DATA TO PROCESS:
____

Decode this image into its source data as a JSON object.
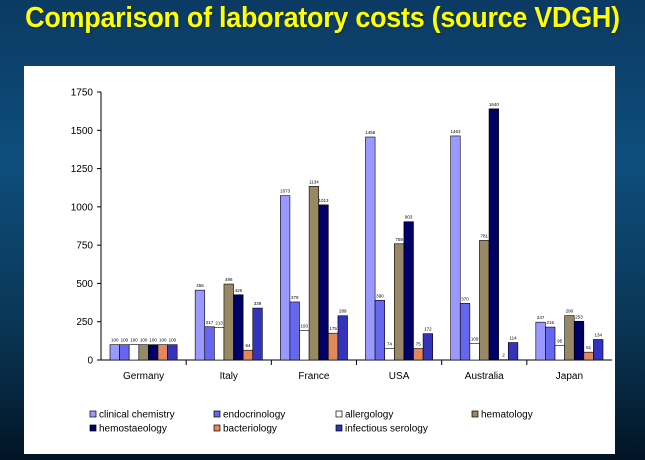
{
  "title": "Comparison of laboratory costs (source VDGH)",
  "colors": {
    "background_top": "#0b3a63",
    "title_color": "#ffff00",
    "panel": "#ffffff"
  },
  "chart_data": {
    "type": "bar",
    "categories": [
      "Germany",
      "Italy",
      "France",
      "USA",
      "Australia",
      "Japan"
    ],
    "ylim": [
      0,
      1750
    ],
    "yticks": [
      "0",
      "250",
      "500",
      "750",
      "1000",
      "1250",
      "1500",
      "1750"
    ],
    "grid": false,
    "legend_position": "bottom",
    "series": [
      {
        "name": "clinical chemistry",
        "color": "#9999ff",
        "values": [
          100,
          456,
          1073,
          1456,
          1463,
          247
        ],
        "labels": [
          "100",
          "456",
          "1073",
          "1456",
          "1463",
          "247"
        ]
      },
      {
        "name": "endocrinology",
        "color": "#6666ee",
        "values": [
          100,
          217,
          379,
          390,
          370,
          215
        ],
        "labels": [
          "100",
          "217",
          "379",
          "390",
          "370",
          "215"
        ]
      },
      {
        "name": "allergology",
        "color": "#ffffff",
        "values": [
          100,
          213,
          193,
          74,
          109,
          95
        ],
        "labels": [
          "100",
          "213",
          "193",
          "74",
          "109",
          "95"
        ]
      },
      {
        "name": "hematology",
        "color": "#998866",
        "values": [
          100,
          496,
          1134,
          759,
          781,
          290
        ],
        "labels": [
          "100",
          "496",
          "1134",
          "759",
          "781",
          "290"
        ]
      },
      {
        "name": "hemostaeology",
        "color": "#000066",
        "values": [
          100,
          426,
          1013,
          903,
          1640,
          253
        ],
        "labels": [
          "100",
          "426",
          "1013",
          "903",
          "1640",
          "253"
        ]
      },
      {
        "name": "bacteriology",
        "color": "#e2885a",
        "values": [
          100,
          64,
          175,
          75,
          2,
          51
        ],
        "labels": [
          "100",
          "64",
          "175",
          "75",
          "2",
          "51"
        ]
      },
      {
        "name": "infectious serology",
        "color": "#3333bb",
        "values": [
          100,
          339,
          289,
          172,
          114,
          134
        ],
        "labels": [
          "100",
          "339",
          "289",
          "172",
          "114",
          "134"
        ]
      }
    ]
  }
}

____

PROBLEM REQUIREMENTS: Without carrying over any picture, write out the entries above once more, exactly.

SOLUTION TO THE PROBLEM:
Decode this image into its source data as a JSON object.
{
  "title": "Comparison of laboratory costs (source VDGH)",
  "colors": {
    "background_top": "#0b3a63",
    "title_color": "#ffff00",
    "panel": "#ffffff"
  },
  "chart_data": {
    "type": "bar",
    "categories": [
      "Germany",
      "Italy",
      "France",
      "USA",
      "Australia",
      "Japan"
    ],
    "ylim": [
      0,
      1750
    ],
    "yticks": [
      "0",
      "250",
      "500",
      "750",
      "1000",
      "1250",
      "1500",
      "1750"
    ],
    "grid": false,
    "legend_position": "bottom",
    "series": [
      {
        "name": "clinical chemistry",
        "color": "#9999ff",
        "values": [
          100,
          456,
          1073,
          1456,
          1463,
          247
        ],
        "labels": [
          "100",
          "456",
          "1073",
          "1456",
          "1463",
          "247"
        ]
      },
      {
        "name": "endocrinology",
        "color": "#6666ee",
        "values": [
          100,
          217,
          379,
          390,
          370,
          215
        ],
        "labels": [
          "100",
          "217",
          "379",
          "390",
          "370",
          "215"
        ]
      },
      {
        "name": "allergology",
        "color": "#ffffff",
        "values": [
          100,
          213,
          193,
          74,
          109,
          95
        ],
        "labels": [
          "100",
          "213",
          "193",
          "74",
          "109",
          "95"
        ]
      },
      {
        "name": "hematology",
        "color": "#998866",
        "values": [
          100,
          496,
          1134,
          759,
          781,
          290
        ],
        "labels": [
          "100",
          "496",
          "1134",
          "759",
          "781",
          "290"
        ]
      },
      {
        "name": "hemostaeology",
        "color": "#000066",
        "values": [
          100,
          426,
          1013,
          903,
          1640,
          253
        ],
        "labels": [
          "100",
          "426",
          "1013",
          "903",
          "1640",
          "253"
        ]
      },
      {
        "name": "bacteriology",
        "color": "#e2885a",
        "values": [
          100,
          64,
          175,
          75,
          2,
          51
        ],
        "labels": [
          "100",
          "64",
          "175",
          "75",
          "2",
          "51"
        ]
      },
      {
        "name": "infectious serology",
        "color": "#3333bb",
        "values": [
          100,
          339,
          289,
          172,
          114,
          134
        ],
        "labels": [
          "100",
          "339",
          "289",
          "172",
          "114",
          "134"
        ]
      }
    ]
  }
}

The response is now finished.